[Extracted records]
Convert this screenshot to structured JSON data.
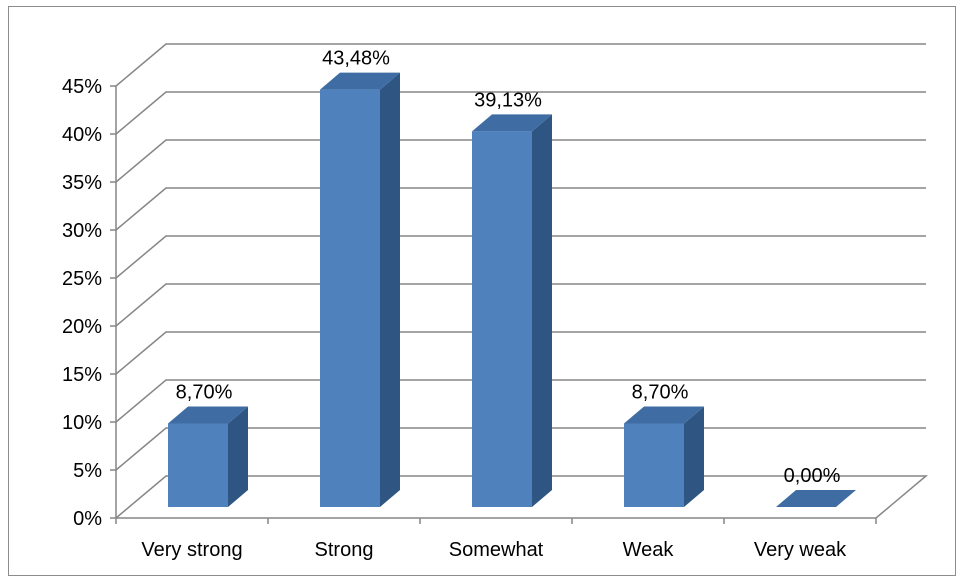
{
  "chart_data": {
    "type": "bar",
    "categories": [
      "Very strong",
      "Strong",
      "Somewhat",
      "Weak",
      "Very weak"
    ],
    "values": [
      8.7,
      43.48,
      39.13,
      8.7,
      0.0
    ],
    "data_labels": [
      "8,70%",
      "43,48%",
      "39,13%",
      "8,70%",
      "0,00%"
    ],
    "y_ticks": [
      "0%",
      "5%",
      "10%",
      "15%",
      "20%",
      "25%",
      "30%",
      "35%",
      "40%",
      "45%"
    ],
    "ylim": [
      0,
      45
    ],
    "title": "",
    "xlabel": "",
    "ylabel": "",
    "grid": true,
    "legend": "none",
    "bar_front_color": "#4F81BD",
    "bar_side_color": "#2F5683",
    "bar_top_color": "#3F6DA3",
    "grid_color": "#868686"
  }
}
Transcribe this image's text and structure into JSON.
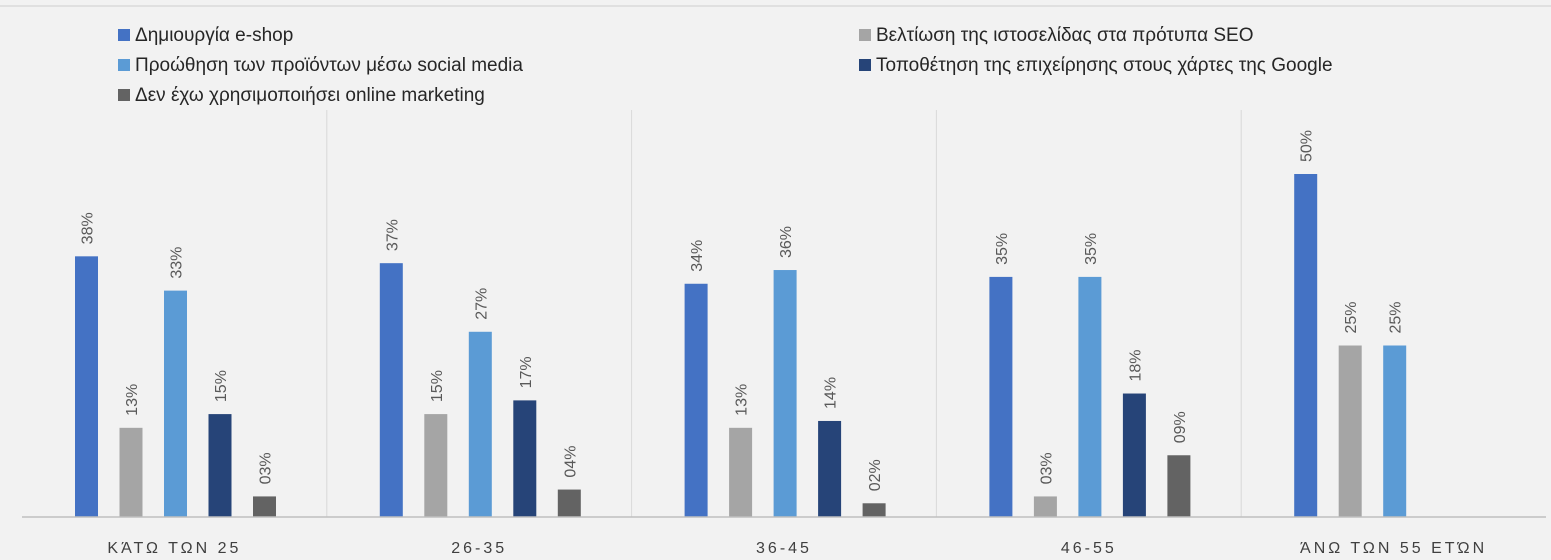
{
  "chart_data": {
    "type": "bar",
    "categories": [
      "ΚΆΤΩ ΤΩΝ 25",
      "26-35",
      "36-45",
      "46-55",
      "ΆΝΩ ΤΩΝ 55 ΕΤΏΝ"
    ],
    "ylim": [
      0,
      60
    ],
    "grid": false,
    "legend_position": "top",
    "series": [
      {
        "name": "Δημιουργία e-shop",
        "color": "#4472c4",
        "values": [
          38,
          37,
          34,
          35,
          50
        ],
        "labels": [
          "38%",
          "37%",
          "34%",
          "35%",
          "50%"
        ]
      },
      {
        "name": "Βελτίωση της ιστοσελίδας στα πρότυπα SEO",
        "color": "#a5a5a5",
        "values": [
          13,
          15,
          13,
          3,
          25
        ],
        "labels": [
          "13%",
          "15%",
          "13%",
          "03%",
          "25%"
        ]
      },
      {
        "name": "Προώθηση των προϊόντων μέσω social media",
        "color": "#5b9bd5",
        "values": [
          33,
          27,
          36,
          35,
          25
        ],
        "labels": [
          "33%",
          "27%",
          "36%",
          "35%",
          "25%"
        ]
      },
      {
        "name": "Τοποθέτηση της επιχείρησης στους χάρτες της Google",
        "color": "#264478",
        "values": [
          15,
          17,
          14,
          18,
          null
        ],
        "labels": [
          "15%",
          "17%",
          "14%",
          "18%",
          ""
        ]
      },
      {
        "name": "Δεν έχω χρησιμοποιήσει online marketing",
        "color": "#636363",
        "values": [
          3,
          4,
          2,
          9,
          null
        ],
        "labels": [
          "03%",
          "04%",
          "02%",
          "09%",
          ""
        ]
      }
    ]
  }
}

● Goal
Reproduce all of the data exactly, omitting each picture it holds.

● Output for this task
Convert this screenshot to structured JSON data.
{
  "chart_data": {
    "type": "bar",
    "categories": [
      "Very strong",
      "Strong",
      "Somewhat",
      "Weak",
      "Very weak"
    ],
    "values": [
      8.7,
      43.48,
      39.13,
      8.7,
      0.0
    ],
    "data_labels": [
      "8,70%",
      "43,48%",
      "39,13%",
      "8,70%",
      "0,00%"
    ],
    "y_ticks": [
      "0%",
      "5%",
      "10%",
      "15%",
      "20%",
      "25%",
      "30%",
      "35%",
      "40%",
      "45%"
    ],
    "ylim": [
      0,
      45
    ],
    "title": "",
    "xlabel": "",
    "ylabel": "",
    "grid": true,
    "legend": "none",
    "bar_front_color": "#4F81BD",
    "bar_side_color": "#2F5683",
    "bar_top_color": "#3F6DA3",
    "grid_color": "#868686"
  }
}
Transcribe this image's text and structure into JSON.
{
  "chart_data": {
    "type": "bar",
    "categories": [
      "ΚΆΤΩ ΤΩΝ 25",
      "26-35",
      "36-45",
      "46-55",
      "ΆΝΩ ΤΩΝ 55 ΕΤΏΝ"
    ],
    "ylim": [
      0,
      60
    ],
    "grid": false,
    "legend_position": "top",
    "series": [
      {
        "name": "Δημιουργία e-shop",
        "color": "#4472c4",
        "values": [
          38,
          37,
          34,
          35,
          50
        ],
        "labels": [
          "38%",
          "37%",
          "34%",
          "35%",
          "50%"
        ]
      },
      {
        "name": "Βελτίωση της ιστοσελίδας στα πρότυπα SEO",
        "color": "#a5a5a5",
        "values": [
          13,
          15,
          13,
          3,
          25
        ],
        "labels": [
          "13%",
          "15%",
          "13%",
          "03%",
          "25%"
        ]
      },
      {
        "name": "Προώθηση των προϊόντων μέσω social media",
        "color": "#5b9bd5",
        "values": [
          33,
          27,
          36,
          35,
          25
        ],
        "labels": [
          "33%",
          "27%",
          "36%",
          "35%",
          "25%"
        ]
      },
      {
        "name": "Τοποθέτηση της επιχείρησης στους χάρτες της Google",
        "color": "#264478",
        "values": [
          15,
          17,
          14,
          18,
          null
        ],
        "labels": [
          "15%",
          "17%",
          "14%",
          "18%",
          ""
        ]
      },
      {
        "name": "Δεν έχω χρησιμοποιήσει online marketing",
        "color": "#636363",
        "values": [
          3,
          4,
          2,
          9,
          null
        ],
        "labels": [
          "03%",
          "04%",
          "02%",
          "09%",
          ""
        ]
      }
    ]
  }
}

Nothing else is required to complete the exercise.